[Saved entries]
_ _ _ _ _
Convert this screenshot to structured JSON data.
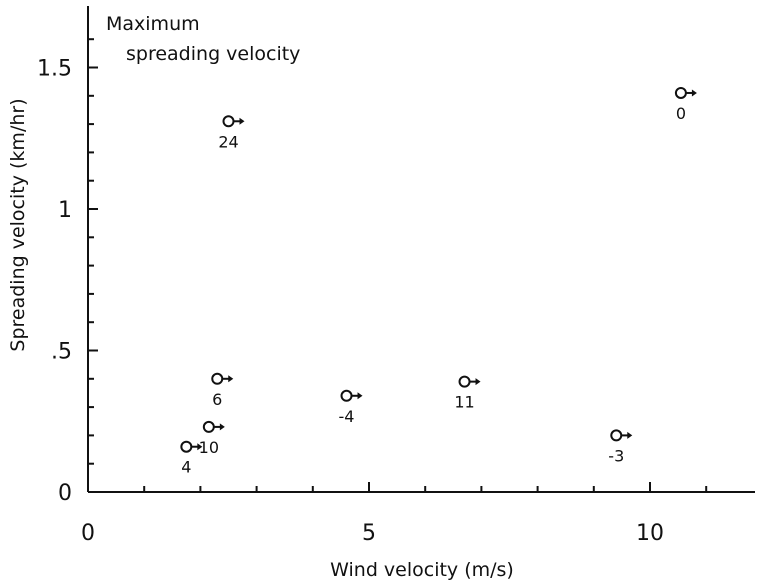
{
  "chart_data": {
    "type": "scatter",
    "title_line1": "Maximum",
    "title_line2": "spreading velocity",
    "xlabel": "Wind velocity (m/s)",
    "ylabel": "Spreading velocity (km/hr)",
    "xlim": [
      0,
      12
    ],
    "ylim": [
      0,
      1.7
    ],
    "x_ticks": [
      {
        "value": 0,
        "label": "0"
      },
      {
        "value": 5,
        "label": "5"
      },
      {
        "value": 10,
        "label": "10"
      }
    ],
    "y_ticks": [
      {
        "value": 0,
        "label": "0"
      },
      {
        "value": 0.5,
        "label": ".5"
      },
      {
        "value": 1,
        "label": "1"
      },
      {
        "value": 1.5,
        "label": "1.5"
      }
    ],
    "grid": false,
    "legend": "none",
    "points": [
      {
        "x": 10.55,
        "y": 1.41,
        "label": "0"
      },
      {
        "x": 2.5,
        "y": 1.31,
        "label": "24"
      },
      {
        "x": 2.3,
        "y": 0.4,
        "label": "6"
      },
      {
        "x": 4.6,
        "y": 0.34,
        "label": "-4"
      },
      {
        "x": 6.7,
        "y": 0.39,
        "label": "11"
      },
      {
        "x": 9.4,
        "y": 0.2,
        "label": "-3"
      },
      {
        "x": 1.75,
        "y": 0.16,
        "label": "4"
      },
      {
        "x": 2.15,
        "y": 0.23,
        "label": "10"
      }
    ]
  }
}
_ _ _ _ _
### TASK TO CARRY OUT
All of the data above should be quoted exactly, except for the pictures.

### RESULT OF THE TASK
Convert this screenshot to structured JSON data.
{
  "chart_data": {
    "type": "scatter",
    "title_line1": "Maximum",
    "title_line2": "spreading velocity",
    "xlabel": "Wind velocity (m/s)",
    "ylabel": "Spreading velocity (km/hr)",
    "xlim": [
      0,
      12
    ],
    "ylim": [
      0,
      1.7
    ],
    "x_ticks": [
      {
        "value": 0,
        "label": "0"
      },
      {
        "value": 5,
        "label": "5"
      },
      {
        "value": 10,
        "label": "10"
      }
    ],
    "y_ticks": [
      {
        "value": 0,
        "label": "0"
      },
      {
        "value": 0.5,
        "label": ".5"
      },
      {
        "value": 1,
        "label": "1"
      },
      {
        "value": 1.5,
        "label": "1.5"
      }
    ],
    "grid": false,
    "legend": "none",
    "points": [
      {
        "x": 10.55,
        "y": 1.41,
        "label": "0"
      },
      {
        "x": 2.5,
        "y": 1.31,
        "label": "24"
      },
      {
        "x": 2.3,
        "y": 0.4,
        "label": "6"
      },
      {
        "x": 4.6,
        "y": 0.34,
        "label": "-4"
      },
      {
        "x": 6.7,
        "y": 0.39,
        "label": "11"
      },
      {
        "x": 9.4,
        "y": 0.2,
        "label": "-3"
      },
      {
        "x": 1.75,
        "y": 0.16,
        "label": "4"
      },
      {
        "x": 2.15,
        "y": 0.23,
        "label": "10"
      }
    ]
  }
}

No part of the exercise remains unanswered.